'''

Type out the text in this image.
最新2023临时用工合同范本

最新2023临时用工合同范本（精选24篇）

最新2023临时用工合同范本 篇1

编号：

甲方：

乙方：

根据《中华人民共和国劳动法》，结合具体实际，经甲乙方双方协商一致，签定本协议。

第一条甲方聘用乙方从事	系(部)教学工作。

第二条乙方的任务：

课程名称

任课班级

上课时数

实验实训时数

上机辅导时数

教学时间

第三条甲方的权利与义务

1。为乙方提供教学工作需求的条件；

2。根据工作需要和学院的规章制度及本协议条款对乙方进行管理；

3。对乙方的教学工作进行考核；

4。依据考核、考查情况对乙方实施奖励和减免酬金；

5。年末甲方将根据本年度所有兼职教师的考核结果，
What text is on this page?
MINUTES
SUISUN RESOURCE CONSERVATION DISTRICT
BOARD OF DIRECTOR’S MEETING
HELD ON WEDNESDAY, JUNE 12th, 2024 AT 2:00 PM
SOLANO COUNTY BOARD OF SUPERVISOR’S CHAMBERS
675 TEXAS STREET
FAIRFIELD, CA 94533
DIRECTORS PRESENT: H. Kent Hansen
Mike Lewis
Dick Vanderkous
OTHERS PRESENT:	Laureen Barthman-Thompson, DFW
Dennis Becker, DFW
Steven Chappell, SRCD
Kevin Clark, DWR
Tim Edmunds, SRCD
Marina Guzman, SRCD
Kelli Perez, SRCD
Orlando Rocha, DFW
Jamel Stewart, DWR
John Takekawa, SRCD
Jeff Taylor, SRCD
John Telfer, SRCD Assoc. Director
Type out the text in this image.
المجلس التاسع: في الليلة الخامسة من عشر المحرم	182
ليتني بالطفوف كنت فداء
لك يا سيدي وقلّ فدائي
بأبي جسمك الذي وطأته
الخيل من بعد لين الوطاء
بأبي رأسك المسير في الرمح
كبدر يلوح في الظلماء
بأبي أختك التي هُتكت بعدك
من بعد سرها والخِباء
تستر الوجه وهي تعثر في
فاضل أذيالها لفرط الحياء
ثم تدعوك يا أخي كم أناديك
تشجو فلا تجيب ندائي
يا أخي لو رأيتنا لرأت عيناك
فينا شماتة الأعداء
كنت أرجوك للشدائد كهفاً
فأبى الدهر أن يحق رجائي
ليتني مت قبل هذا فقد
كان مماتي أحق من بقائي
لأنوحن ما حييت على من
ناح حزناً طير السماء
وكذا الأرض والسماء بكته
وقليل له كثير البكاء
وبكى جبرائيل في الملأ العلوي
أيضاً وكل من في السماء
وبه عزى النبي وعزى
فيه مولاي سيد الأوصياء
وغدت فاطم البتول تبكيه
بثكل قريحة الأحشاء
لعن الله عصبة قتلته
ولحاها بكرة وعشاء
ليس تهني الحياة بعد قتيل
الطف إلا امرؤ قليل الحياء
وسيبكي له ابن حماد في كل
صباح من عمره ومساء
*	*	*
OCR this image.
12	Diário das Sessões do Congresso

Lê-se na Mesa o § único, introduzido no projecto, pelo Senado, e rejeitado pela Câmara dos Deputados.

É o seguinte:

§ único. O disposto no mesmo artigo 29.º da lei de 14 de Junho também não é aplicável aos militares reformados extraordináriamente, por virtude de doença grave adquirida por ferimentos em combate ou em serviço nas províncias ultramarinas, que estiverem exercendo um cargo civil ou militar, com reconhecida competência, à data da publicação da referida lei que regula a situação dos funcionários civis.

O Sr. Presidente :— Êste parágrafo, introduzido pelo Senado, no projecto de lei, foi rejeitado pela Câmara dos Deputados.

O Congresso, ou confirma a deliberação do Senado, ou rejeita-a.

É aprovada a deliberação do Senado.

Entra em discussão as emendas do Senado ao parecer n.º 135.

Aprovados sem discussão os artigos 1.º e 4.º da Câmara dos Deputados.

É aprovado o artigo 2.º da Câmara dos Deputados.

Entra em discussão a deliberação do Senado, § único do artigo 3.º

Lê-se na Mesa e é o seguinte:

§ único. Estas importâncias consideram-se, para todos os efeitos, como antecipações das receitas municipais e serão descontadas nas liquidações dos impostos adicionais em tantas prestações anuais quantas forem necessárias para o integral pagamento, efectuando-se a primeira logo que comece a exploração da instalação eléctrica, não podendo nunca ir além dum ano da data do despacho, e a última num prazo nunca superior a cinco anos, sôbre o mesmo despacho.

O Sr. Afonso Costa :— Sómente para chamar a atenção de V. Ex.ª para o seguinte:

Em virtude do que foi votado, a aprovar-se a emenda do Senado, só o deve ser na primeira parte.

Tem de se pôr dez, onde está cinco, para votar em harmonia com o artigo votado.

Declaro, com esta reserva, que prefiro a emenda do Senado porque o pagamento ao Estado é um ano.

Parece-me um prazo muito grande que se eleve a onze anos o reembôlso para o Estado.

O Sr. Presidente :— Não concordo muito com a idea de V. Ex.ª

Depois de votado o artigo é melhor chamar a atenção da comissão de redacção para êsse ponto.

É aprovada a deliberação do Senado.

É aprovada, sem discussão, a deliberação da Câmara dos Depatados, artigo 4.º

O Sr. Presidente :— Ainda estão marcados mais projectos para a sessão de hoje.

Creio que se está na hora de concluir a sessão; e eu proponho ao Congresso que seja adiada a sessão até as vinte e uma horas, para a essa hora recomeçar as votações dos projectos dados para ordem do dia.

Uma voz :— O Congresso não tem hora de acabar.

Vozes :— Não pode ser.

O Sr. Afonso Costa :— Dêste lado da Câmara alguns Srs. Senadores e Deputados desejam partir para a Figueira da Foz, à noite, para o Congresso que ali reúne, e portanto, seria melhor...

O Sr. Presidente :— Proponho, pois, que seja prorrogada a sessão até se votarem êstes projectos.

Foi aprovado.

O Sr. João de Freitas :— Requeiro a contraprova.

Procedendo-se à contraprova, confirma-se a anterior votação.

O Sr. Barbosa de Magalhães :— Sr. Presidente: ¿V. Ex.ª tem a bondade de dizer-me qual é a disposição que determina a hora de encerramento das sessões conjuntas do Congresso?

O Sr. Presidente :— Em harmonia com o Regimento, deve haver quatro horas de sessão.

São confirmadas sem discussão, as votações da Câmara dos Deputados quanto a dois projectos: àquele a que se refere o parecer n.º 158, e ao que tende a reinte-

'''

## Task directions
Search the lines above for the string "virtude", then show every one that has it.

## Task result
§ único. O disposto no mesmo artigo 29.º da lei de 14 de Junho também não é aplicável aos militares reformados extraordináriamente, por virtude de doença grave adquirida por ferimentos em combate ou em serviço nas províncias ultramarinas, que estiverem exercendo um cargo civil ou militar, com reconhecida competência, à data da publicação da referida lei que regula a situação dos funcionários civis.
Em virtude do que foi votado, a aprovar-se a emenda do Senado, só o deve ser na primeira parte.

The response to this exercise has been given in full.